> _WHAT YOU ARE ASKED TO DO_
Check each line of the records below for the word "eszköz" and copy those where it appears.

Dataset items
---------------

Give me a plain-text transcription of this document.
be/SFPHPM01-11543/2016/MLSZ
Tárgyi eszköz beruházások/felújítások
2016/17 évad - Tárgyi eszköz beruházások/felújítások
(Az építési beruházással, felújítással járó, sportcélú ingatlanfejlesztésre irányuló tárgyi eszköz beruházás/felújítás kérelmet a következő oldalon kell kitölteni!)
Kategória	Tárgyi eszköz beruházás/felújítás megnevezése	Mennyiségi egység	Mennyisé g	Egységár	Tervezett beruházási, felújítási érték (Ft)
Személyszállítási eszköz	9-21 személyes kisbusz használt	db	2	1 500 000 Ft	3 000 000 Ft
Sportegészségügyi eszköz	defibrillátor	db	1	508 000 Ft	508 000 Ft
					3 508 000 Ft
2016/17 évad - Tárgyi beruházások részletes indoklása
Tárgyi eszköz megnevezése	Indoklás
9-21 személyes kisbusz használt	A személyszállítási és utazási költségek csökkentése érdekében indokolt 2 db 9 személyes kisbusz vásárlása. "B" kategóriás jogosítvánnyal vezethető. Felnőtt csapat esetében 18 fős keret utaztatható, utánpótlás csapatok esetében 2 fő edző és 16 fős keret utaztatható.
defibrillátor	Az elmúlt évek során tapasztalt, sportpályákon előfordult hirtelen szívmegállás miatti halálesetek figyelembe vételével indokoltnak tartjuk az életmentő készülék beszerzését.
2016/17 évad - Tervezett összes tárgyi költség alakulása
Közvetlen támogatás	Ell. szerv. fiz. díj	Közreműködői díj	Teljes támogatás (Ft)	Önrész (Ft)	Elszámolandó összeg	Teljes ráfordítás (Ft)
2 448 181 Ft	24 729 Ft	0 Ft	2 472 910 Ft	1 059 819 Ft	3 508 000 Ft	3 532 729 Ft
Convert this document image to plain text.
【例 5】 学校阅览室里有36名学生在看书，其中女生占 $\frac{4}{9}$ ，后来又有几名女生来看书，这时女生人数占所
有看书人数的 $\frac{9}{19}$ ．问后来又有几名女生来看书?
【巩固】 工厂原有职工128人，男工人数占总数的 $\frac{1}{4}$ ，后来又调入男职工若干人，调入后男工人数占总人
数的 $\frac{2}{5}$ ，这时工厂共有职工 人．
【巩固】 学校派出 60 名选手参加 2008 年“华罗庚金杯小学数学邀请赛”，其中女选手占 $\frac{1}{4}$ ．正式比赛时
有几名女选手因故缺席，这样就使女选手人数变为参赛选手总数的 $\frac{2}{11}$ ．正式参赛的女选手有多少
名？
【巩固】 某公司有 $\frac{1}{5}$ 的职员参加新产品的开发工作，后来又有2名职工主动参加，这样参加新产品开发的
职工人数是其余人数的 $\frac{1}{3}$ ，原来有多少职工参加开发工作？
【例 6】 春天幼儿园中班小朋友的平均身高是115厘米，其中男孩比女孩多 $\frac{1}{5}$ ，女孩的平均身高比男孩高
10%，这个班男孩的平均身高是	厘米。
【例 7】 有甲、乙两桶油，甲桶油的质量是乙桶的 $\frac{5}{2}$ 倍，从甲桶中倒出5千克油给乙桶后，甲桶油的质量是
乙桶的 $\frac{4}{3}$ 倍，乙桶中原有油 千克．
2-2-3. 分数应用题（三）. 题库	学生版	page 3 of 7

---------------

> _REPLY TO THE TASK_
Tárgyi eszköz beruházások/felújítások
2016/17 évad - Tárgyi eszköz beruházások/felújítások
(Az építési beruházással, felújítással járó, sportcélú ingatlanfejlesztésre irányuló tárgyi eszköz beruházás/felújítás kérelmet a következő oldalon kell kitölteni!)
Kategória	Tárgyi eszköz beruházás/felújítás megnevezése	Mennyiségi egység	Mennyisé g	Egységár	Tervezett beruházási, felújítási érték (Ft)
Személyszállítási eszköz	9-21 személyes kisbusz használt	db	2	1 500 000 Ft	3 000 000 Ft
Sportegészségügyi eszköz	defibrillátor	db	1	508 000 Ft	508 000 Ft
Tárgyi eszköz megnevezése	Indoklás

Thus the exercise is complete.